▶ _Stated problem_
Write the material out again in full, word for word. Do not include the pictures.

▶ _Stored records_

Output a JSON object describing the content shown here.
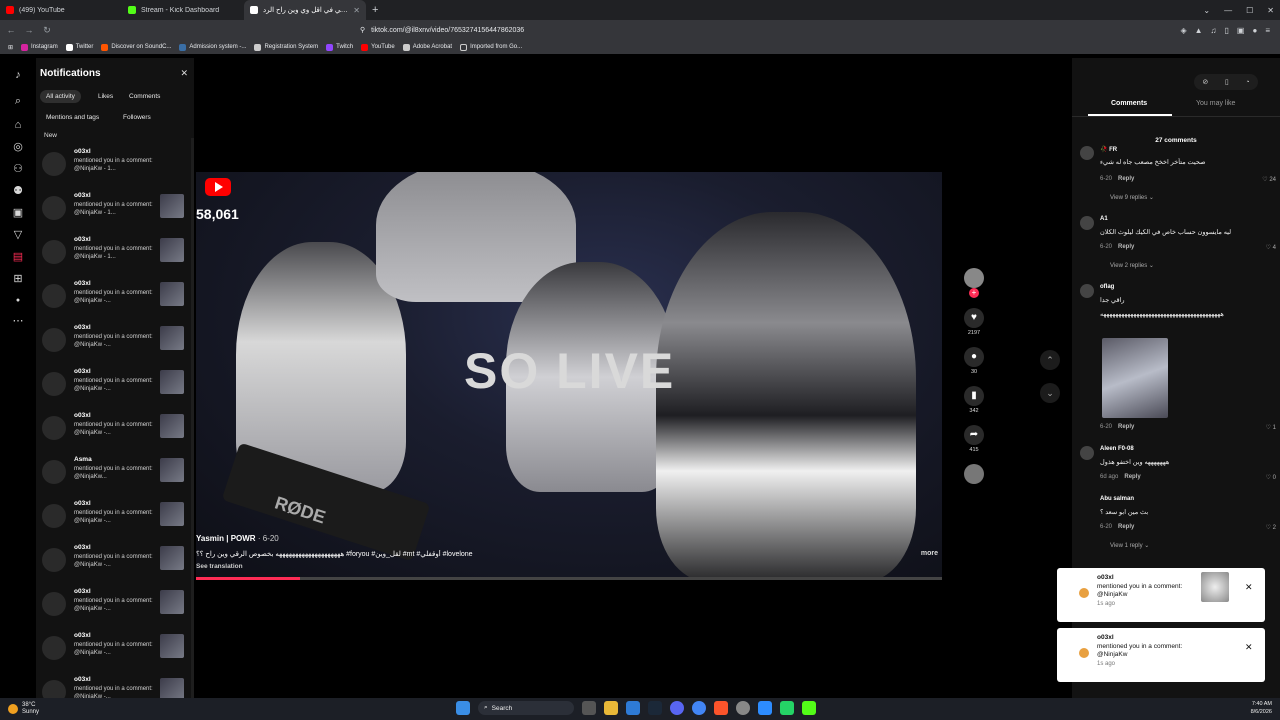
{
  "browser": {
    "tabs": [
      {
        "label": "(499) YouTube",
        "color": "#ff0000"
      },
      {
        "label": "Stream - Kick Dashboard",
        "color": "#53fc18"
      },
      {
        "label": "أوقفلي في اقل وي وين راح الرد",
        "color": "#ffffff"
      }
    ],
    "url": "tiktok.com/@il8xnv/video/7653274156447862036",
    "bookmarks": [
      {
        "label": "Instagram",
        "color": "#d6249f"
      },
      {
        "label": "Twitter",
        "color": "#ffffff"
      },
      {
        "label": "Discover on SoundC...",
        "color": "#ff5500"
      },
      {
        "label": "Admission system -...",
        "color": "#3a6ea5"
      },
      {
        "label": "Registration System",
        "color": "#cccccc"
      },
      {
        "label": "Twitch",
        "color": "#9146ff"
      },
      {
        "label": "YouTube",
        "color": "#ff0000"
      },
      {
        "label": "Adobe Acrobat",
        "color": "#cccccc"
      },
      {
        "label": "Imported from Go...",
        "color": "#cccccc"
      }
    ]
  },
  "notifications": {
    "title": "Notifications",
    "filters": [
      "All activity",
      "Likes",
      "Comments",
      "Mentions and tags",
      "Followers"
    ],
    "section": "New",
    "items": [
      {
        "name": "o03xl",
        "text": "mentioned you in a comment: @NinjaKw - 1..."
      },
      {
        "name": "o03xl",
        "text": "mentioned you in a comment: @NinjaKw - 1..."
      },
      {
        "name": "o03xl",
        "text": "mentioned you in a comment: @NinjaKw - 1..."
      },
      {
        "name": "o03xl",
        "text": "mentioned you in a comment: @NinjaKw -..."
      },
      {
        "name": "o03xl",
        "text": "mentioned you in a comment: @NinjaKw -..."
      },
      {
        "name": "o03xl",
        "text": "mentioned you in a comment: @NinjaKw -..."
      },
      {
        "name": "o03xl",
        "text": "mentioned you in a comment: @NinjaKw -..."
      },
      {
        "name": "Asma",
        "text": "mentioned you in a comment: @NinjaKw..."
      },
      {
        "name": "o03xl",
        "text": "mentioned you in a comment: @NinjaKw -..."
      },
      {
        "name": "o03xl",
        "text": "mentioned you in a comment: @NinjaKw -..."
      },
      {
        "name": "o03xl",
        "text": "mentioned you in a comment: @NinjaKw -..."
      },
      {
        "name": "o03xl",
        "text": "mentioned you in a comment: @NinjaKw -..."
      },
      {
        "name": "o03xl",
        "text": "mentioned you in a comment: @NinjaKw -..."
      }
    ]
  },
  "video": {
    "overlay_text": "SO LIVE",
    "yt_count": "58,061",
    "mic_brand": "RØDE",
    "author": "Yasmin | POWR",
    "date": "· 6-20",
    "caption": "ههههههههههههههههههههه بخصوص الرقي وين راح ؟؟ #foryou #لقل_وين #mt #أوقفلي #lovelone",
    "see_translation": "See translation",
    "more": "more",
    "progress": 0.14
  },
  "actions": {
    "likes": "2197",
    "comments": "30",
    "saves": "342",
    "shares": "415"
  },
  "comments_panel": {
    "tabs": [
      "Comments",
      "You may like"
    ],
    "count_label": "27 comments",
    "comments": [
      {
        "name": "🥀 FR",
        "text": "صحيت متأخر اخخخ مصعب جاه له شيء",
        "meta": "6-20",
        "reply": "Reply",
        "likes": "24",
        "replies": "View 9 replies"
      },
      {
        "name": "A1",
        "text": "ليه مايسوون حساب خاص في الكيك ليلوث الكلان",
        "meta": "6-20",
        "reply": "Reply",
        "likes": "4",
        "replies": "View 2 replies"
      },
      {
        "name": "oflag",
        "text": "راقي جدا",
        "text2": "ههههههههههههههههههههههههههههههههههههههههه",
        "meta": "6-20",
        "reply": "Reply",
        "likes": "1"
      },
      {
        "name": "Aleen F0-08",
        "text": "هههههههه وين اختفو هذول",
        "meta": "6d ago",
        "reply": "Reply",
        "likes": "0"
      },
      {
        "name": "Abu salman",
        "text": "بث مين ابو سعد ؟",
        "meta": "6-20",
        "reply": "Reply",
        "likes": "2",
        "replies": "View 1 reply"
      }
    ]
  },
  "toasts": [
    {
      "name": "o03xl",
      "text": "mentioned you in a comment: @NinjaKw",
      "time": "1s ago"
    },
    {
      "name": "o03xl",
      "text": "mentioned you in a comment: @NinjaKw",
      "time": "1s ago"
    }
  ],
  "taskbar": {
    "temp": "38°C",
    "condition": "Sunny",
    "search": "Search",
    "time": "7:40 AM",
    "date": "8/6/2026"
  }
}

▶ _Task result_
Output a JSON object describing the content shown here.
{
  "browser": {
    "tabs": [
      {
        "label": "(499) YouTube",
        "color": "#ff0000"
      },
      {
        "label": "Stream - Kick Dashboard",
        "color": "#53fc18"
      },
      {
        "label": "أوقفلي في اقل وي وين راح الرد",
        "color": "#ffffff"
      }
    ],
    "url": "tiktok.com/@il8xnv/video/7653274156447862036",
    "bookmarks": [
      {
        "label": "Instagram",
        "color": "#d6249f"
      },
      {
        "label": "Twitter",
        "color": "#ffffff"
      },
      {
        "label": "Discover on SoundC...",
        "color": "#ff5500"
      },
      {
        "label": "Admission system -...",
        "color": "#3a6ea5"
      },
      {
        "label": "Registration System",
        "color": "#cccccc"
      },
      {
        "label": "Twitch",
        "color": "#9146ff"
      },
      {
        "label": "YouTube",
        "color": "#ff0000"
      },
      {
        "label": "Adobe Acrobat",
        "color": "#cccccc"
      },
      {
        "label": "Imported from Go...",
        "color": "#cccccc"
      }
    ]
  },
  "notifications": {
    "title": "Notifications",
    "filters": [
      "All activity",
      "Likes",
      "Comments",
      "Mentions and tags",
      "Followers"
    ],
    "section": "New",
    "items": [
      {
        "name": "o03xl",
        "text": "mentioned you in a comment: @NinjaKw - 1..."
      },
      {
        "name": "o03xl",
        "text": "mentioned you in a comment: @NinjaKw - 1..."
      },
      {
        "name": "o03xl",
        "text": "mentioned you in a comment: @NinjaKw - 1..."
      },
      {
        "name": "o03xl",
        "text": "mentioned you in a comment: @NinjaKw -..."
      },
      {
        "name": "o03xl",
        "text": "mentioned you in a comment: @NinjaKw -..."
      },
      {
        "name": "o03xl",
        "text": "mentioned you in a comment: @NinjaKw -..."
      },
      {
        "name": "o03xl",
        "text": "mentioned you in a comment: @NinjaKw -..."
      },
      {
        "name": "Asma",
        "text": "mentioned you in a comment: @NinjaKw..."
      },
      {
        "name": "o03xl",
        "text": "mentioned you in a comment: @NinjaKw -..."
      },
      {
        "name": "o03xl",
        "text": "mentioned you in a comment: @NinjaKw -..."
      },
      {
        "name": "o03xl",
        "text": "mentioned you in a comment: @NinjaKw -..."
      },
      {
        "name": "o03xl",
        "text": "mentioned you in a comment: @NinjaKw -..."
      },
      {
        "name": "o03xl",
        "text": "mentioned you in a comment: @NinjaKw -..."
      }
    ]
  },
  "video": {
    "overlay_text": "SO LIVE",
    "yt_count": "58,061",
    "mic_brand": "RØDE",
    "author": "Yasmin | POWR",
    "date": "· 6-20",
    "caption": "ههههههههههههههههههههه بخصوص الرقي وين راح ؟؟ #foryou #لقل_وين #mt #أوقفلي #lovelone",
    "see_translation": "See translation",
    "more": "more",
    "progress": 0.14
  },
  "actions": {
    "likes": "2197",
    "comments": "30",
    "saves": "342",
    "shares": "415"
  },
  "comments_panel": {
    "tabs": [
      "Comments",
      "You may like"
    ],
    "count_label": "27 comments",
    "comments": [
      {
        "name": "🥀 FR",
        "text": "صحيت متأخر اخخخ مصعب جاه له شيء",
        "meta": "6-20",
        "reply": "Reply",
        "likes": "24",
        "replies": "View 9 replies"
      },
      {
        "name": "A1",
        "text": "ليه مايسوون حساب خاص في الكيك ليلوث الكلان",
        "meta": "6-20",
        "reply": "Reply",
        "likes": "4",
        "replies": "View 2 replies"
      },
      {
        "name": "oflag",
        "text": "راقي جدا",
        "text2": "ههههههههههههههههههههههههههههههههههههههههه",
        "meta": "6-20",
        "reply": "Reply",
        "likes": "1"
      },
      {
        "name": "Aleen F0-08",
        "text": "هههههههه وين اختفو هذول",
        "meta": "6d ago",
        "reply": "Reply",
        "likes": "0"
      },
      {
        "name": "Abu salman",
        "text": "بث مين ابو سعد ؟",
        "meta": "6-20",
        "reply": "Reply",
        "likes": "2",
        "replies": "View 1 reply"
      }
    ]
  },
  "toasts": [
    {
      "name": "o03xl",
      "text": "mentioned you in a comment: @NinjaKw",
      "time": "1s ago"
    },
    {
      "name": "o03xl",
      "text": "mentioned you in a comment: @NinjaKw",
      "time": "1s ago"
    }
  ],
  "taskbar": {
    "temp": "38°C",
    "condition": "Sunny",
    "search": "Search",
    "time": "7:40 AM",
    "date": "8/6/2026"
  }
}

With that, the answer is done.